**Exercise aim**:
Identify the lines that contain the word "title" and copy each one.

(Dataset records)
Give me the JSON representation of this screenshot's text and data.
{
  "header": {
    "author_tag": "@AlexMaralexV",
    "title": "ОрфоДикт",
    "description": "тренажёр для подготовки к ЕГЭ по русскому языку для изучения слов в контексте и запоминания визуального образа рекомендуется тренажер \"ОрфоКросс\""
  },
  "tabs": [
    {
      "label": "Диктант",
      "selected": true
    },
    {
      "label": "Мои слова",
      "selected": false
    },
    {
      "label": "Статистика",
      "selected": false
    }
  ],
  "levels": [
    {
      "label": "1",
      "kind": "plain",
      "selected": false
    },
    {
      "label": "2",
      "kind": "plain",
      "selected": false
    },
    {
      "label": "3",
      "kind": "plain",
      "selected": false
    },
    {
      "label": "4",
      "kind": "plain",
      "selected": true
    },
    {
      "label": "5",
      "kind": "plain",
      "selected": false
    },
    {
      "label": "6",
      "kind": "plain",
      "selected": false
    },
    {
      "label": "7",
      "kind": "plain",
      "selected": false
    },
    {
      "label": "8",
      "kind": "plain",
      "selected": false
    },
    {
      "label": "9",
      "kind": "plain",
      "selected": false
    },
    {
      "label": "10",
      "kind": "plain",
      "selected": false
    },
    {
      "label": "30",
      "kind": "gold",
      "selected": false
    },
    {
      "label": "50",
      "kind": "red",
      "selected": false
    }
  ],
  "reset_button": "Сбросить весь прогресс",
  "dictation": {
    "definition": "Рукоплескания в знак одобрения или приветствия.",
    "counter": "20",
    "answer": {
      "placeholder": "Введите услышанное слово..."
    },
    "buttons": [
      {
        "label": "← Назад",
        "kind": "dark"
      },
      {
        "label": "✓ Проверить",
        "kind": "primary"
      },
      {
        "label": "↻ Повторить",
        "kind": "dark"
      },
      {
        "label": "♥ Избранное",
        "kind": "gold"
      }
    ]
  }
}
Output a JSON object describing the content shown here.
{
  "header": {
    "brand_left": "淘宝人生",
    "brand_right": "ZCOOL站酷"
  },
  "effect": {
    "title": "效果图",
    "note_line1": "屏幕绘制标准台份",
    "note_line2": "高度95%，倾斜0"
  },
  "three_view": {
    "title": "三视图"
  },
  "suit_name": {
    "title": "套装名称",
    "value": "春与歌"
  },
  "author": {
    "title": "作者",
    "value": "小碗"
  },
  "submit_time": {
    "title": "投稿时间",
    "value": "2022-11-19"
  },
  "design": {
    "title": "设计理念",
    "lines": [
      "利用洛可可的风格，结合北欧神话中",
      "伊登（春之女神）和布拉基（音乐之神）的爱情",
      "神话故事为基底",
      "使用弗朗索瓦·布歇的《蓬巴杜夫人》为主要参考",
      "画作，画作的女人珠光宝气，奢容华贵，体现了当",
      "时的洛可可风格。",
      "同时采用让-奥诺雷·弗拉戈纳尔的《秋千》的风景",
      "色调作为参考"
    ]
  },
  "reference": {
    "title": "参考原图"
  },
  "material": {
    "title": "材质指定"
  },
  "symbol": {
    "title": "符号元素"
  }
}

**The reply**:
    "title": "ОрфоДикт",
    "title": "效果图",
    "title": "三视图"
    "title": "套装名称",
    "title": "作者",
    "title": "投稿时间",
    "title": "设计理念",
    "title": "参考原图"
    "title": "材质指定"
    "title": "符号元素"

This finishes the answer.